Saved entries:

%%

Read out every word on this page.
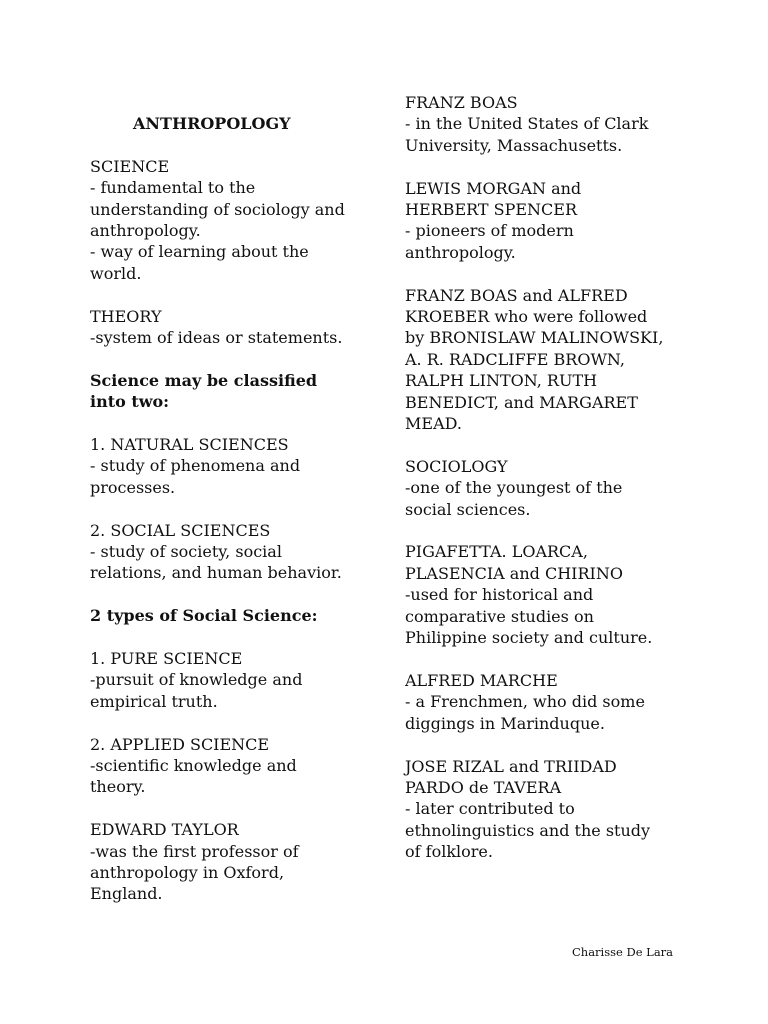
ANTHROPOLOGY
SCIENCE
- fundamental to the
understanding of sociology and
anthropology.
- way of learning about the
world.
THEORY
-system of ideas or statements.
Science may be classified
into two:
1. NATURAL SCIENCES
- study of phenomena and
processes.
2. SOCIAL SCIENCES
- study of society, social
relations, and human behavior.
2 types of Social Science:
1. PURE SCIENCE
-pursuit of knowledge and
empirical truth.
2. APPLIED SCIENCE
-scientific knowledge and
theory.
EDWARD TAYLOR
-was the first professor of
anthropology in Oxford,
England.
FRANZ BOAS
- in the United States of Clark
University, Massachusetts.
LEWIS MORGAN and
HERBERT SPENCER
- pioneers of modern
anthropology.
FRANZ BOAS and ALFRED
KROEBER who were followed
by BRONISLAW MALINOWSKI,
A. R. RADCLIFFE BROWN,
RALPH LINTON, RUTH
BENEDICT, and MARGARET
MEAD.
SOCIOLOGY
-one of the youngest of the
social sciences.
PIGAFETTA. LOARCA,
PLASENCIA and CHIRINO
-used for historical and
comparative studies on
Philippine society and culture.
ALFRED MARCHE
- a Frenchmen, who did some
diggings in Marinduque.
JOSE RIZAL and TRIIDAD
PARDO de TAVERA
- later contributed to
ethnolinguistics and the study
of folklore.
Charisse De Lara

%%

*What the task requires*.
Restate each line of the records exactly; pictures do not belong in the copy.

*Answer to the exercise*.
Read out every word on this page.
ANTHROPOLOGY
SCIENCE
- fundamental to the
understanding of sociology and
anthropology.
- way of learning about the
world.
THEORY
-system of ideas or statements.
Science may be classified
into two:
1. NATURAL SCIENCES
- study of phenomena and
processes.
2. SOCIAL SCIENCES
- study of society, social
relations, and human behavior.
2 types of Social Science:
1. PURE SCIENCE
-pursuit of knowledge and
empirical truth.
2. APPLIED SCIENCE
-scientific knowledge and
theory.
EDWARD TAYLOR
-was the first professor of
anthropology in Oxford,
England.
FRANZ BOAS
- in the United States of Clark
University, Massachusetts.
LEWIS MORGAN and
HERBERT SPENCER
- pioneers of modern
anthropology.
FRANZ BOAS and ALFRED
KROEBER who were followed
by BRONISLAW MALINOWSKI,
A. R. RADCLIFFE BROWN,
RALPH LINTON, RUTH
BENEDICT, and MARGARET
MEAD.
SOCIOLOGY
-one of the youngest of the
social sciences.
PIGAFETTA. LOARCA,
PLASENCIA and CHIRINO
-used for historical and
comparative studies on
Philippine society and culture.
ALFRED MARCHE
- a Frenchmen, who did some
diggings in Marinduque.
JOSE RIZAL and TRIIDAD
PARDO de TAVERA
- later contributed to
ethnolinguistics and the study
of folklore.
Charisse De Lara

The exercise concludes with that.